▶ EXERCISE DESCRIPTION: All entries must be repeated exactly; do not include the pictures.

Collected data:

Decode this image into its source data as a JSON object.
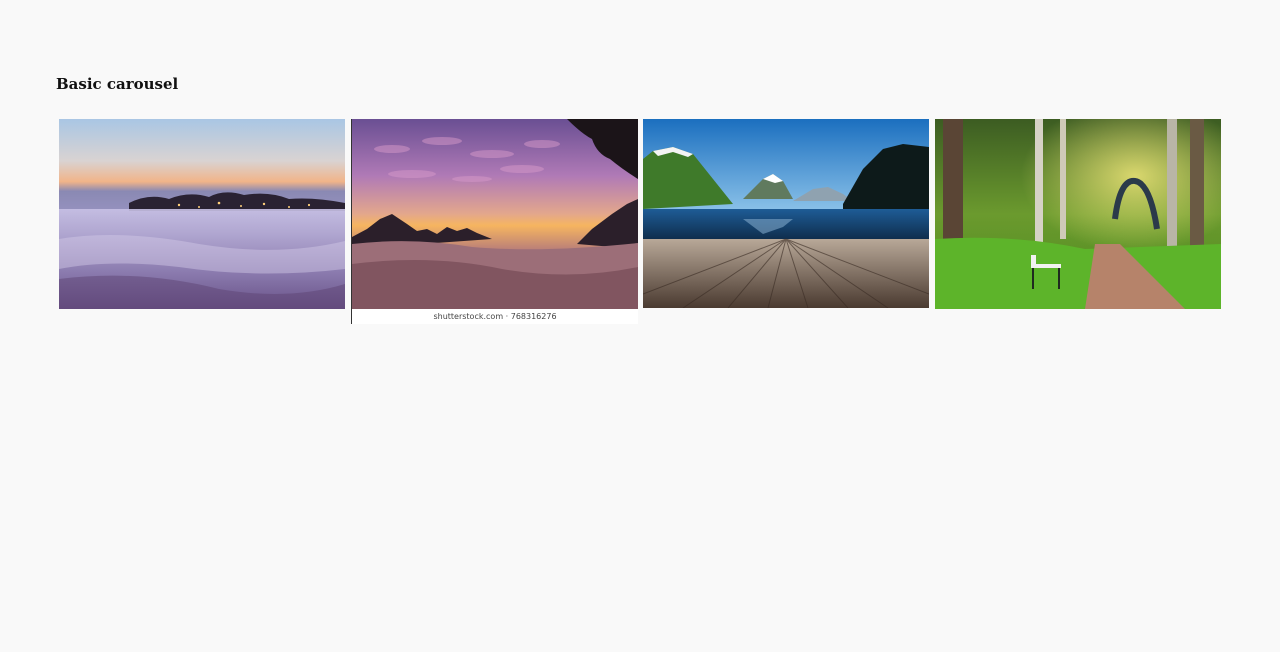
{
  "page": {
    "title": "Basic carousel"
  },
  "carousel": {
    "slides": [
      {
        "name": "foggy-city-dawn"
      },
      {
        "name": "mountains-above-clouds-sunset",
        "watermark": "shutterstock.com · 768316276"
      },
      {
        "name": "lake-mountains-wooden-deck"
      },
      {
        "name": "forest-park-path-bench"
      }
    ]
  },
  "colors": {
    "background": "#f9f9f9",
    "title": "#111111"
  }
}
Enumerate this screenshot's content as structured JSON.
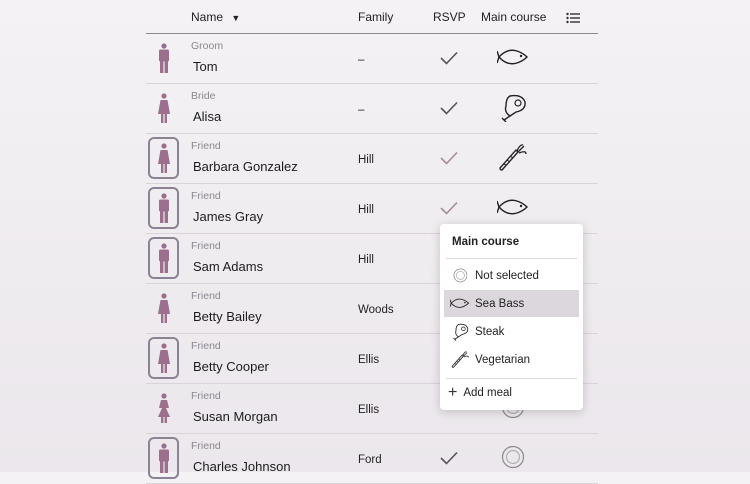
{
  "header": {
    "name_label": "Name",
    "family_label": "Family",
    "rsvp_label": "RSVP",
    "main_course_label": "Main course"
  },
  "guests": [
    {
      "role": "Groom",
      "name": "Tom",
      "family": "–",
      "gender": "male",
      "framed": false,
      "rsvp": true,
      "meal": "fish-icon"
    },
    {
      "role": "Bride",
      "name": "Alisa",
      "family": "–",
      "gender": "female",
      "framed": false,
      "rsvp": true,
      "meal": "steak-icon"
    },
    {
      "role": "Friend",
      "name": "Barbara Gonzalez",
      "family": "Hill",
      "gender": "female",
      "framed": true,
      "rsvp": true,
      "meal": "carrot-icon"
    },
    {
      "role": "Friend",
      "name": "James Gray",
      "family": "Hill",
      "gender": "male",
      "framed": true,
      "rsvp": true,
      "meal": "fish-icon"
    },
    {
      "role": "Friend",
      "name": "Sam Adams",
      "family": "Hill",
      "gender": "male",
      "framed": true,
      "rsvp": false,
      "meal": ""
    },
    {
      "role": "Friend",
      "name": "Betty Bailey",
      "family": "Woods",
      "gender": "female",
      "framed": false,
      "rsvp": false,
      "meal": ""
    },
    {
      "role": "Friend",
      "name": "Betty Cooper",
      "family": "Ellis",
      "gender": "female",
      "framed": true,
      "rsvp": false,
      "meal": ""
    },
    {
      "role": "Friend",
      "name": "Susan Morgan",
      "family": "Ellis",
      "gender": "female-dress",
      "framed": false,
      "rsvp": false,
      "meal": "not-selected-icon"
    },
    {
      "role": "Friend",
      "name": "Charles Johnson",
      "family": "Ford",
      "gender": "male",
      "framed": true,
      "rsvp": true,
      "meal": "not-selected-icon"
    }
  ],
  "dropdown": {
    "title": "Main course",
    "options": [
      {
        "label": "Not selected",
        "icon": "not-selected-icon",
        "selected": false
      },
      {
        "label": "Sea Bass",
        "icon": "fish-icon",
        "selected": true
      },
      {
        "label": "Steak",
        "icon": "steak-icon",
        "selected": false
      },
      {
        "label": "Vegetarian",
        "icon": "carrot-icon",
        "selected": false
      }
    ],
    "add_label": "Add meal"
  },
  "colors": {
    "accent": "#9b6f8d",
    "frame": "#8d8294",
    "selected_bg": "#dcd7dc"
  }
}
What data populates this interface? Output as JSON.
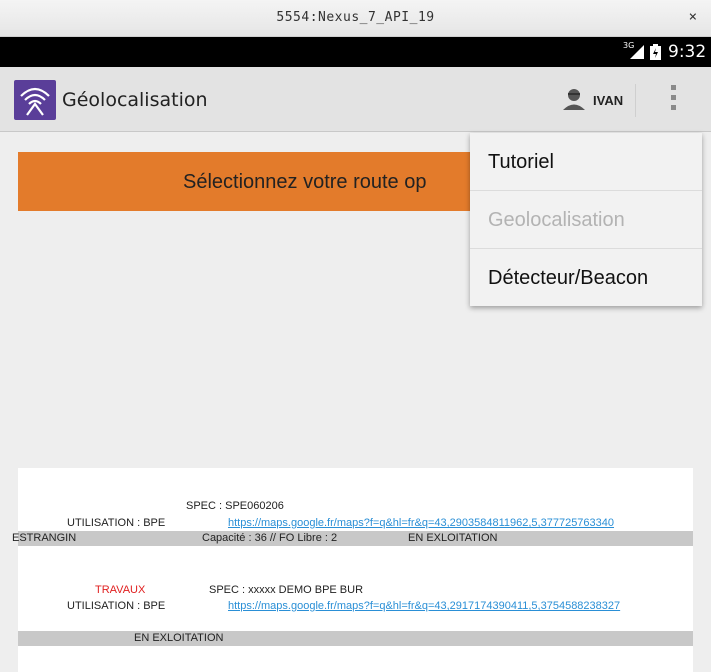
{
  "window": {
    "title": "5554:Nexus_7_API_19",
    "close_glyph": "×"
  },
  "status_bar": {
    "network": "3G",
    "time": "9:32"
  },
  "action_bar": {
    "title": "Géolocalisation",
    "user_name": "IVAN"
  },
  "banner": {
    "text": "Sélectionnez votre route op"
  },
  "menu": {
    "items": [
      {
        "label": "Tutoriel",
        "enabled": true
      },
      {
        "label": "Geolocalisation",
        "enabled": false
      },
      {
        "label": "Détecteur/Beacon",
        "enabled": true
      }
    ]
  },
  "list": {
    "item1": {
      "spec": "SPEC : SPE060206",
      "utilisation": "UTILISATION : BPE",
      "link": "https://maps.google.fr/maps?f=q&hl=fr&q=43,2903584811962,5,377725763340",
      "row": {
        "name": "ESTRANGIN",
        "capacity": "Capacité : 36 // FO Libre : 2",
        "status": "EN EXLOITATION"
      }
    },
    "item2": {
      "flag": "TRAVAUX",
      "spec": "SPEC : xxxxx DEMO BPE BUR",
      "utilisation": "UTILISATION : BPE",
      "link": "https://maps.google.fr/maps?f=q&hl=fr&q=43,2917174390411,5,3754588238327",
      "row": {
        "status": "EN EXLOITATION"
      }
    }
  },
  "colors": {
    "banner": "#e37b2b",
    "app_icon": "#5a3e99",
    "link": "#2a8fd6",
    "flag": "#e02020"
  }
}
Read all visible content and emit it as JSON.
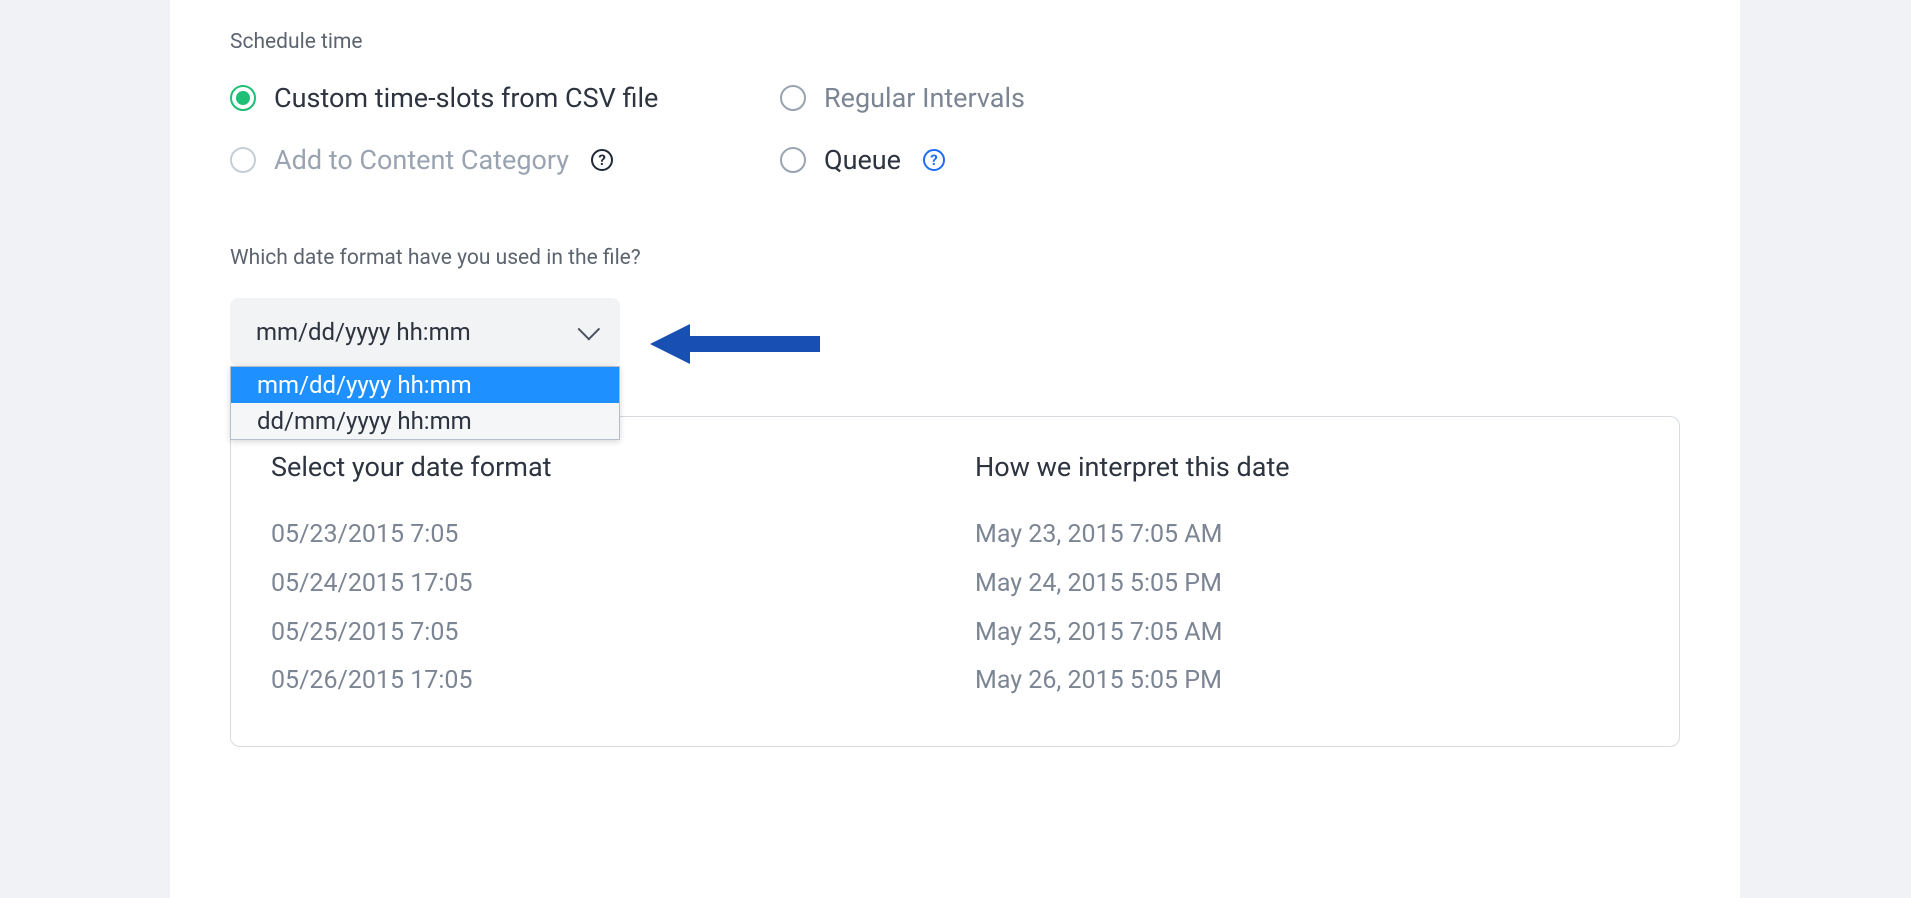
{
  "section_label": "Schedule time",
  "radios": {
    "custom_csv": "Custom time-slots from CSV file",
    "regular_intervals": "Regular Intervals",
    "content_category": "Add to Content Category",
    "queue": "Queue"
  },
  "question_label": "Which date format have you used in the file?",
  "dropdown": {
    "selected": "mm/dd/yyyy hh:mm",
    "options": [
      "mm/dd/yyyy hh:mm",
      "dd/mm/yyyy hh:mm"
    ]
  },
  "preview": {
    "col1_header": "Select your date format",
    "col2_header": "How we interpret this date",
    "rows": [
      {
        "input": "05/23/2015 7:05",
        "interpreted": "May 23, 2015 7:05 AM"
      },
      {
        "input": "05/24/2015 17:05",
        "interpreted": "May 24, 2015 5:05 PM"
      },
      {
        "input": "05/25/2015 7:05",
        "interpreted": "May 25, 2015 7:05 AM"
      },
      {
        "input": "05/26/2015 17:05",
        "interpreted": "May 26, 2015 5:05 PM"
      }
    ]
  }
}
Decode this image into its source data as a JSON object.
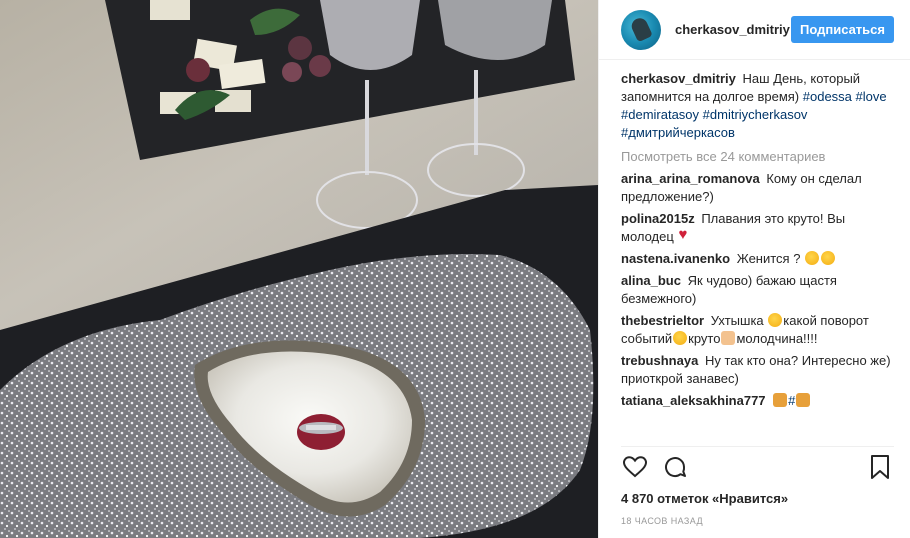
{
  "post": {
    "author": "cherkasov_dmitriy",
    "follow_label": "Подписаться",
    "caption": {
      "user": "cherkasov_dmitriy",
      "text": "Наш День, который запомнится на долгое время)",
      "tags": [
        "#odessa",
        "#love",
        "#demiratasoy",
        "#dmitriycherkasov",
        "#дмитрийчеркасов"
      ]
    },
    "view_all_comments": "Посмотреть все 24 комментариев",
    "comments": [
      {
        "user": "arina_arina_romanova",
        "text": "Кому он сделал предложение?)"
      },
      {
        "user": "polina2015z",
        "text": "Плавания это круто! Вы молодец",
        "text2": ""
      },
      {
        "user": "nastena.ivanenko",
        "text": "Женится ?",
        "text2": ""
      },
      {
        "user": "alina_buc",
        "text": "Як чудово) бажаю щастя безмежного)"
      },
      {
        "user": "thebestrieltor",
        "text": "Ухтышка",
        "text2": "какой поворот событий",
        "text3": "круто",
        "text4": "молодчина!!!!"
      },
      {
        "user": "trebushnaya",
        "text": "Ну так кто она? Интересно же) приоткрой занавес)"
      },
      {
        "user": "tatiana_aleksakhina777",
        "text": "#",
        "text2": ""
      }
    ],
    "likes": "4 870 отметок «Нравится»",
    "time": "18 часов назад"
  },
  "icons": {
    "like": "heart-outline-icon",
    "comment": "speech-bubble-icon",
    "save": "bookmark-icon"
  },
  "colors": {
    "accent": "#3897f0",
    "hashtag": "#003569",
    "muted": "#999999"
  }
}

▶ TASK SOLUTION:
Decode this image into its source data as a JSON object.
{
  "page": {
    "title": "Basic carousel"
  },
  "carousel": {
    "slides": [
      {
        "name": "foggy-city-dawn"
      },
      {
        "name": "mountains-above-clouds-sunset",
        "watermark": "shutterstock.com · 768316276"
      },
      {
        "name": "lake-mountains-wooden-deck"
      },
      {
        "name": "forest-park-path-bench"
      }
    ]
  },
  "colors": {
    "background": "#f9f9f9",
    "title": "#111111"
  }
}
Enumerate this screenshot's content as structured JSON.
{
  "header": {
    "name_label": "Name",
    "family_label": "Family",
    "rsvp_label": "RSVP",
    "main_course_label": "Main course"
  },
  "guests": [
    {
      "role": "Groom",
      "name": "Tom",
      "family": "–",
      "gender": "male",
      "framed": false,
      "rsvp": true,
      "meal": "fish-icon"
    },
    {
      "role": "Bride",
      "name": "Alisa",
      "family": "–",
      "gender": "female",
      "framed": false,
      "rsvp": true,
      "meal": "steak-icon"
    },
    {
      "role": "Friend",
      "name": "Barbara Gonzalez",
      "family": "Hill",
      "gender": "female",
      "framed": true,
      "rsvp": true,
      "meal": "carrot-icon"
    },
    {
      "role": "Friend",
      "name": "James Gray",
      "family": "Hill",
      "gender": "male",
      "framed": true,
      "rsvp": true,
      "meal": "fish-icon"
    },
    {
      "role": "Friend",
      "name": "Sam Adams",
      "family": "Hill",
      "gender": "male",
      "framed": true,
      "rsvp": false,
      "meal": ""
    },
    {
      "role": "Friend",
      "name": "Betty Bailey",
      "family": "Woods",
      "gender": "female",
      "framed": false,
      "rsvp": false,
      "meal": ""
    },
    {
      "role": "Friend",
      "name": "Betty Cooper",
      "family": "Ellis",
      "gender": "female",
      "framed": true,
      "rsvp": false,
      "meal": ""
    },
    {
      "role": "Friend",
      "name": "Susan Morgan",
      "family": "Ellis",
      "gender": "female-dress",
      "framed": false,
      "rsvp": false,
      "meal": "not-selected-icon"
    },
    {
      "role": "Friend",
      "name": "Charles Johnson",
      "family": "Ford",
      "gender": "male",
      "framed": true,
      "rsvp": true,
      "meal": "not-selected-icon"
    }
  ],
  "dropdown": {
    "title": "Main course",
    "options": [
      {
        "label": "Not selected",
        "icon": "not-selected-icon",
        "selected": false
      },
      {
        "label": "Sea Bass",
        "icon": "fish-icon",
        "selected": true
      },
      {
        "label": "Steak",
        "icon": "steak-icon",
        "selected": false
      },
      {
        "label": "Vegetarian",
        "icon": "carrot-icon",
        "selected": false
      }
    ],
    "add_label": "Add meal"
  },
  "colors": {
    "accent": "#9b6f8d",
    "frame": "#8d8294",
    "selected_bg": "#dcd7dc"
  }
}
What data populates this interface? Output as JSON.
{
  "window": {
    "title": "5554:Nexus_7_API_19",
    "close_glyph": "×"
  },
  "status_bar": {
    "network": "3G",
    "time": "9:32"
  },
  "action_bar": {
    "title": "Géolocalisation",
    "user_name": "IVAN"
  },
  "banner": {
    "text": "Sélectionnez votre route op"
  },
  "menu": {
    "items": [
      {
        "label": "Tutoriel",
        "enabled": true
      },
      {
        "label": "Geolocalisation",
        "enabled": false
      },
      {
        "label": "Détecteur/Beacon",
        "enabled": true
      }
    ]
  },
  "list": {
    "item1": {
      "spec": "SPEC : SPE060206",
      "utilisation": "UTILISATION : BPE",
      "link": "https://maps.google.fr/maps?f=q&hl=fr&q=43,2903584811962,5,377725763340",
      "row": {
        "name": "ESTRANGIN",
        "capacity": "Capacité : 36 // FO Libre : 2",
        "status": "EN EXLOITATION"
      }
    },
    "item2": {
      "flag": "TRAVAUX",
      "spec": "SPEC : xxxxx DEMO BPE BUR",
      "utilisation": "UTILISATION : BPE",
      "link": "https://maps.google.fr/maps?f=q&hl=fr&q=43,2917174390411,5,3754588238327",
      "row": {
        "status": "EN EXLOITATION"
      }
    }
  },
  "colors": {
    "banner": "#e37b2b",
    "app_icon": "#5a3e99",
    "link": "#2a8fd6",
    "flag": "#e02020"
  }
}
Read all visible content and emit it as JSON.
{
  "section_label": "Schedule time",
  "radios": {
    "custom_csv": "Custom time-slots from CSV file",
    "regular_intervals": "Regular Intervals",
    "content_category": "Add to Content Category",
    "queue": "Queue"
  },
  "question_label": "Which date format have you used in the file?",
  "dropdown": {
    "selected": "mm/dd/yyyy hh:mm",
    "options": [
      "mm/dd/yyyy hh:mm",
      "dd/mm/yyyy hh:mm"
    ]
  },
  "preview": {
    "col1_header": "Select your date format",
    "col2_header": "How we interpret this date",
    "rows": [
      {
        "input": "05/23/2015 7:05",
        "interpreted": "May 23, 2015 7:05 AM"
      },
      {
        "input": "05/24/2015 17:05",
        "interpreted": "May 24, 2015 5:05 PM"
      },
      {
        "input": "05/25/2015 7:05",
        "interpreted": "May 25, 2015 7:05 AM"
      },
      {
        "input": "05/26/2015 17:05",
        "interpreted": "May 26, 2015 5:05 PM"
      }
    ]
  }
}
Decode this image into its source data as a JSON object.
{
  "post": {
    "author": "cherkasov_dmitriy",
    "follow_label": "Подписаться",
    "caption": {
      "user": "cherkasov_dmitriy",
      "text": "Наш День, который запомнится на долгое время)",
      "tags": [
        "#odessa",
        "#love",
        "#demiratasoy",
        "#dmitriycherkasov",
        "#дмитрийчеркасов"
      ]
    },
    "view_all_comments": "Посмотреть все 24 комментариев",
    "comments": [
      {
        "user": "arina_arina_romanova",
        "text": "Кому он сделал предложение?)"
      },
      {
        "user": "polina2015z",
        "text": "Плавания это круто! Вы молодец",
        "text2": ""
      },
      {
        "user": "nastena.ivanenko",
        "text": "Женится ?",
        "text2": ""
      },
      {
        "user": "alina_buc",
        "text": "Як чудово) бажаю щастя безмежного)"
      },
      {
        "user": "thebestrieltor",
        "text": "Ухтышка",
        "text2": "какой поворот событий",
        "text3": "круто",
        "text4": "молодчина!!!!"
      },
      {
        "user": "trebushnaya",
        "text": "Ну так кто она? Интересно же) приоткрой занавес)"
      },
      {
        "user": "tatiana_aleksakhina777",
        "text": "#",
        "text2": ""
      }
    ],
    "likes": "4 870 отметок «Нравится»",
    "time": "18 часов назад"
  },
  "icons": {
    "like": "heart-outline-icon",
    "comment": "speech-bubble-icon",
    "save": "bookmark-icon"
  },
  "colors": {
    "accent": "#3897f0",
    "hashtag": "#003569",
    "muted": "#999999"
  }
}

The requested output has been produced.